--- STORED ROWS ---
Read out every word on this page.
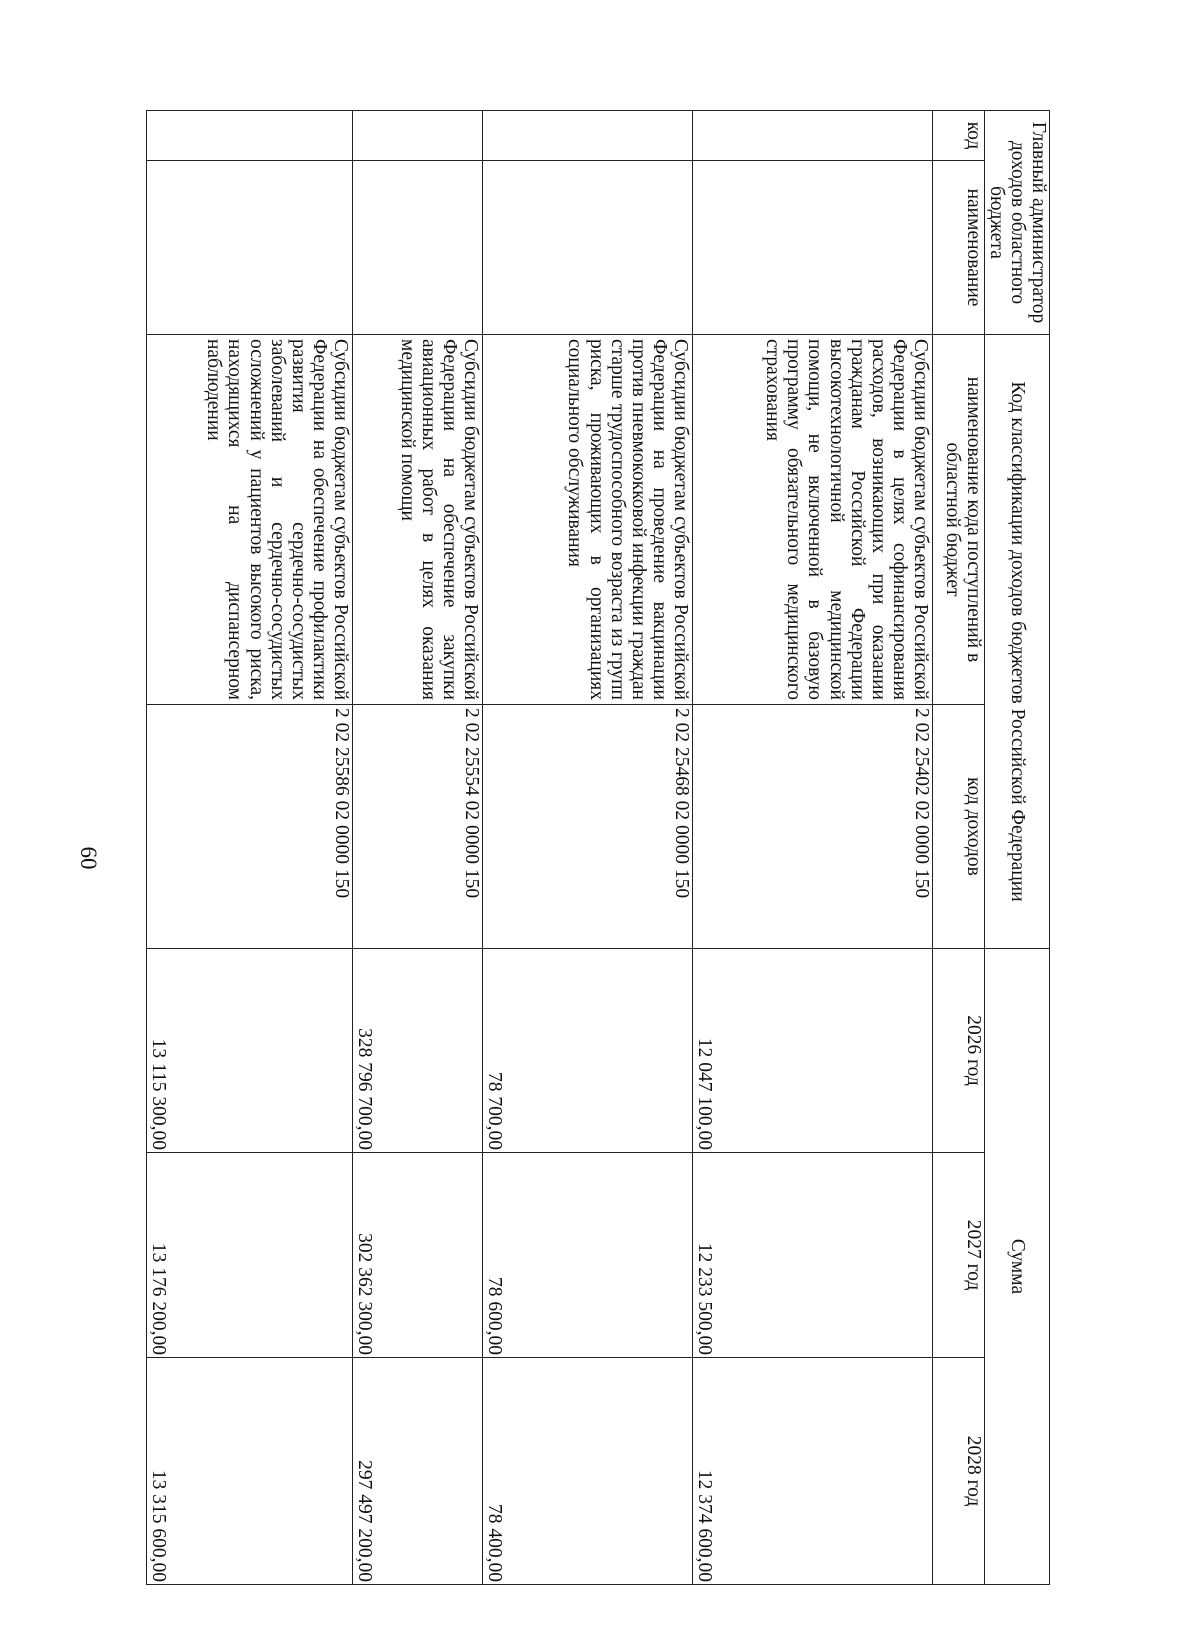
60
Главный администратор доходов областного бюджета		Код классификации доходов бюджетов Российской Федерации		Сумма		
код	наименование	наименование кода поступлений в областной бюджет	код доходов	2026 год	2027 год	2028 год
		Субсидии бюджетам субъектов Российской Федерации в целях софинансирования расходов, возникающих при оказании гражданам Российской Федерации высокотехнологичной медицинской помощи, не включенной в базовую программу обязательного медицинского страхования	2 02 25402 02 0000 150	12 047 100,00	12 233 500,00	12 374 600,00
		Субсидии бюджетам субъектов Российской Федерации на проведение вакцинации против пневмококковой инфекции граждан старше трудоспособного возраста из групп риска, проживающих в организациях социального обслуживания	2 02 25468 02 0000 150	78 700,00	78 600,00	78 400,00
		Субсидии бюджетам субъектов Российской Федерации на обеспечение закупки авиационных работ в целях оказания медицинской помощи	2 02 25554 02 0000 150	328 796 700,00	302 362 300,00	297 497 200,00
		Субсидии бюджетам субъектов Российской Федерации на обеспечение профилактики развития сердечно-сосудистых заболеваний и сердечно-сосудистых осложнений у пациентов высокого риска, находящихся на диспансерном наблюдении	2 02 25586 02 0000 150	13 115 300,00	13 176 200,00	13 315 600,00
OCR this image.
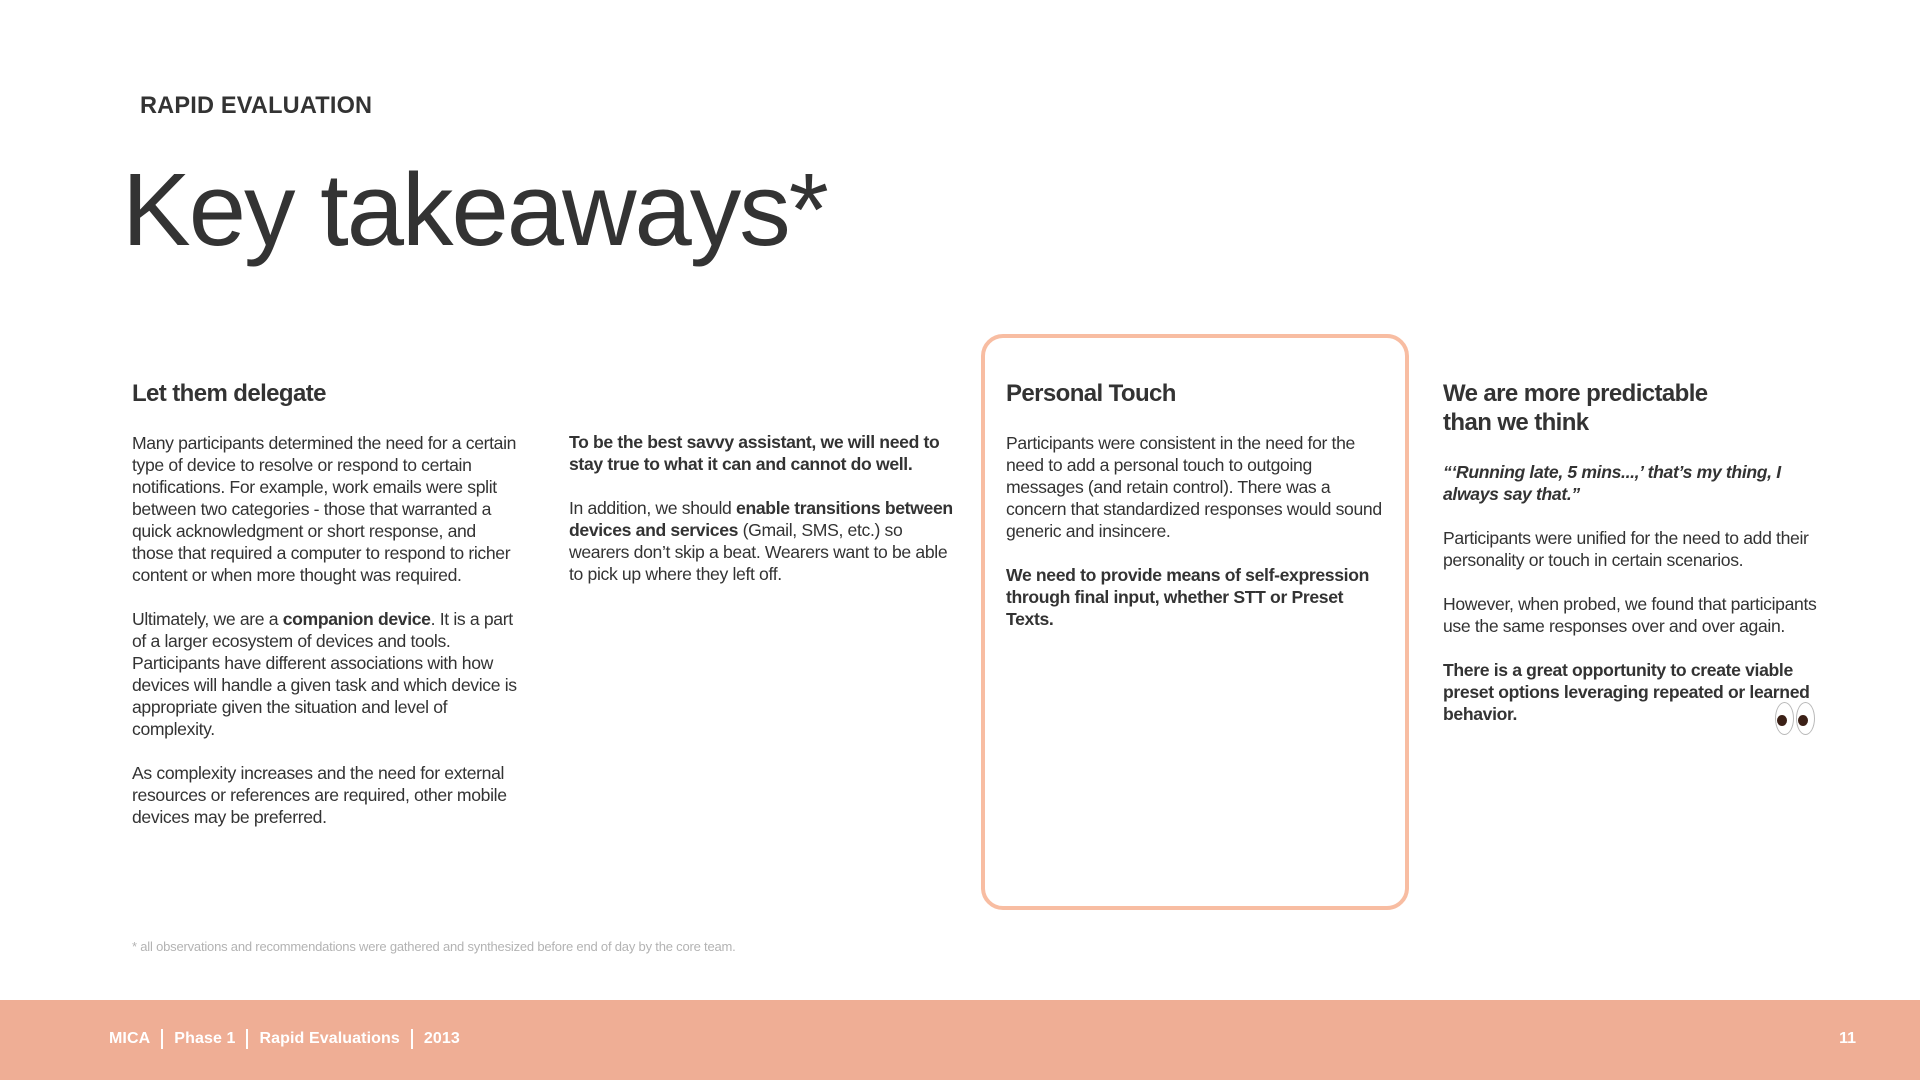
RAPID EVALUATION
Key takeaways*
Let them delegate

Many participants determined the need for a certain type of device to resolve or respond to certain notifications. For example, work emails were split between two categories - those that warranted a quick acknowledgment or short response, and those that required a computer to respond to richer content or when more thought was required.

Ultimately, we are a companion device. It is a part of a larger ecosystem of devices and tools. Participants have different associations with how devices will handle a given task and which device is appropriate given the situation and level of complexity.

As complexity increases and the need for external resources or references are required, other mobile devices may be preferred.

To be the best savvy assistant, we will need to stay true to what it can and cannot do well.

In addition, we should enable transitions between devices and services (Gmail, SMS, etc.) so wearers don’t skip a beat. Wearers want to be able to pick up where they left off.

Personal Touch

Participants were consistent in the need for the need to add a personal touch to outgoing messages (and retain control). There was a concern that standardized responses would sound generic and insincere.

We need to provide means of self-expression through final input, whether STT or Preset Texts.

We are more predictable than we think

“‘Running late, 5 mins...,’ that’s my thing, I always say that.”

Participants were unified for the need to add their personality or touch in certain scenarios.

However, when probed, we found that participants use the same responses over and over again.

There is a great opportunity to create viable preset options leveraging repeated or learned behavior.

* all observations and recommendations were gathered and synthesized before end of day by the core team.
MICA Phase 1 Rapid Evaluations 2013	11
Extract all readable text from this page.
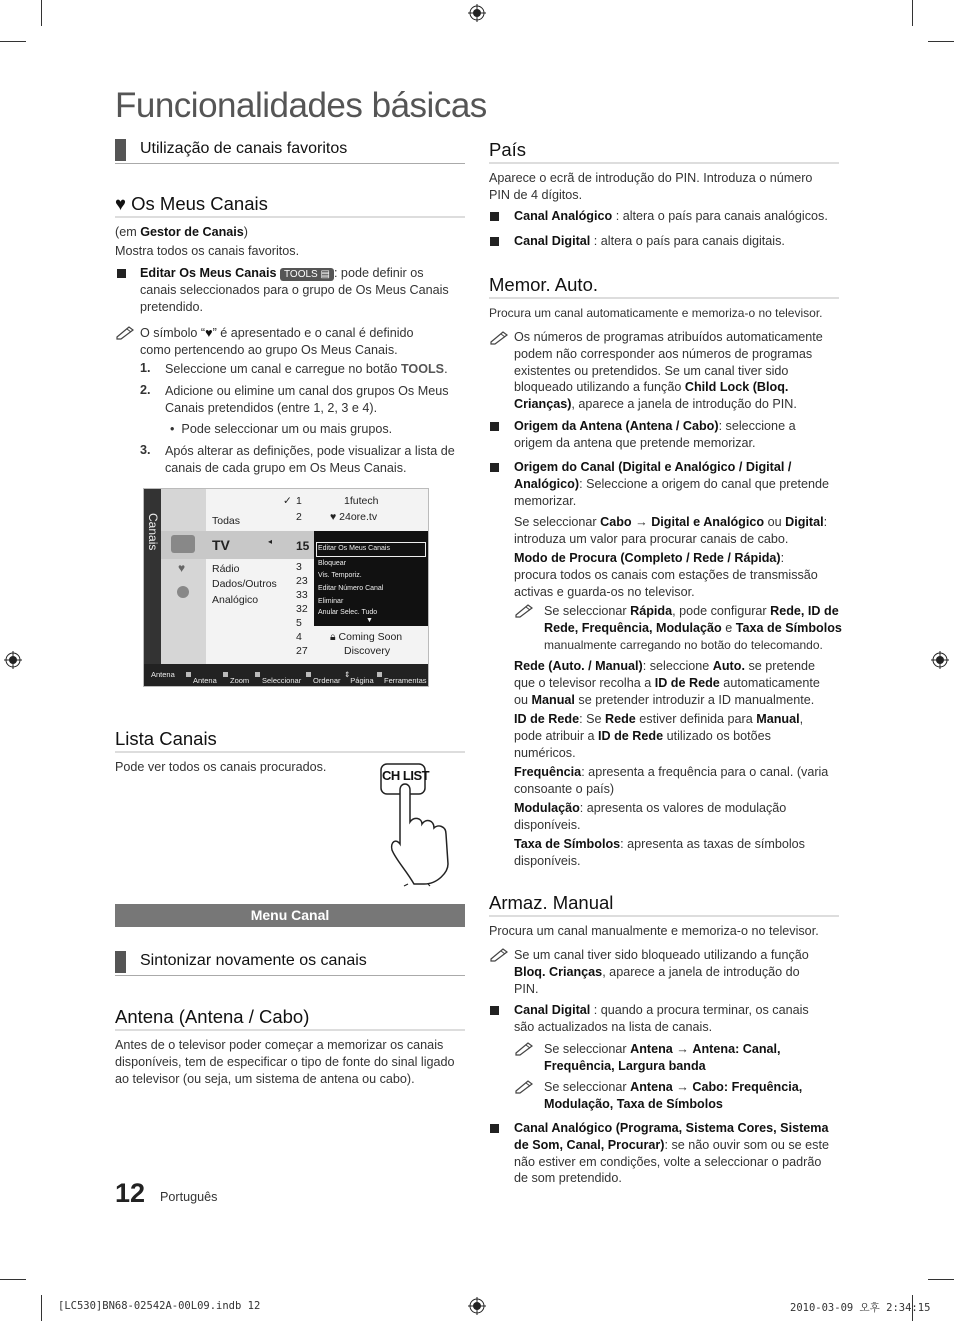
Funcionalidades básicas
Utilização de canais favoritos
♥ Os Meus Canais
(em Gestor de Canais)
Mostra todos os canais favoritos.
Editar Os Meus Canais TOOLS ▤ : pode definir os
canais seleccionados para o grupo de Os Meus Canais
pretendido.
O símbolo “♥” é apresentado e o canal é definido
como pertencendo ao grupo Os Meus Canais.
1. Seleccione um canal e carregue no botão TOOLS.
2. Adicione ou elimine um canal dos grupos Os Meus
Canais pretendidos (entre 1, 2, 3 e 4).
•  Pode seleccionar um ou mais grupos.
3. Após alterar as definições, pode visualizar a lista de
canais de cada grupo em Os Meus Canais.
Canais
♥
Todas
TV
Rádio
Dados/Outros
Analógico
✓ 1
2
◂ 15
3
23
33
32
5
4
27
1futech
♥ 24ore.tv
🔒︎ Coming Soon
Discovery
Editar Os Meus Canais
Bloquear
Vis. Temporiz.
Editar Número Canal
Eliminar
Anular Selec. Tudo
▼
Antena
Antena Zoom Seleccionar Ordenar
⇕
Página Ferramentas
Lista Canais
Pode ver todos os canais procurados.
CH LIST
Menu Canal
Sintonizar novamente os canais
Antena (Antena / Cabo)
Antes de o televisor poder começar a memorizar os canais
disponíveis, tem de especificar o tipo de fonte do sinal ligado
ao televisor (ou seja, um sistema de antena ou cabo).
País
Aparece o ecrã de introdução do PIN. Introduza o número
PIN de 4 dígitos.
Canal Analógico : altera o país para canais analógicos.
Canal Digital : altera o país para canais digitais.
Memor. Auto.
Procura um canal automaticamente e memoriza-o no televisor.
Os números de programas atribuídos automaticamente
podem não corresponder aos números de programas
existentes ou pretendidos. Se um canal tiver sido
bloqueado utilizando a função Child Lock (Bloq.
Crianças), aparece a janela de introdução do PIN.
Origem da Antena (Antena / Cabo): seleccione a
origem da antena que pretende memorizar.
Origem do Canal (Digital e Analógico / Digital /
Analógico): Seleccione a origem do canal que pretende
memorizar.
Se seleccionar Cabo → Digital e Analógico ou Digital:
introduza um valor para procurar canais de cabo.
Modo de Procura (Completo / Rede / Rápida):
procura todos os canais com estações de transmissão
activas e guarda-os no televisor.
Se seleccionar Rápida, pode configurar Rede, ID de
Rede, Frequência, Modulação e Taxa de Símbolos
manualmente carregando no botão do telecomando.
Rede (Auto. / Manual): seleccione Auto. se pretende
que o televisor recolha a ID de Rede automaticamente
ou Manual se pretender introduzir a ID manualmente.
ID de Rede: Se Rede estiver definida para Manual,
pode atribuir a ID de Rede utilizado os botões
numéricos.
Frequência: apresenta a frequência para o canal. (varia
consoante o país)
Modulação: apresenta os valores de modulação
disponíveis.
Taxa de Símbolos: apresenta as taxas de símbolos
disponíveis.
Armaz. Manual
Procura um canal manualmente e memoriza-o no televisor.
Se um canal tiver sido bloqueado utilizando a função
Bloq. Crianças, aparece a janela de introdução do
PIN.
Canal Digital : quando a procura terminar, os canais
são actualizados na lista de canais.
Se seleccionar Antena → Antena: Canal,
Frequência, Largura banda
Se seleccionar Antena → Cabo: Frequência,
Modulação, Taxa de Símbolos
Canal Analógico (Programa, Sistema Cores, Sistema
de Som, Canal, Procurar): se não ouvir som ou se este
não estiver em condições, volte a seleccionar o padrão
de som pretendido.
12 Português
[LC530]BN68-02542A-00L09.indb 12	2010-03-09 오후 2:34:15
---
WRITTEN PROBLEM
Return from the data every line that holds "this".

FULL OUTPUT
Read out every word on this page.
OCR this image.
Extract all readable text from this page.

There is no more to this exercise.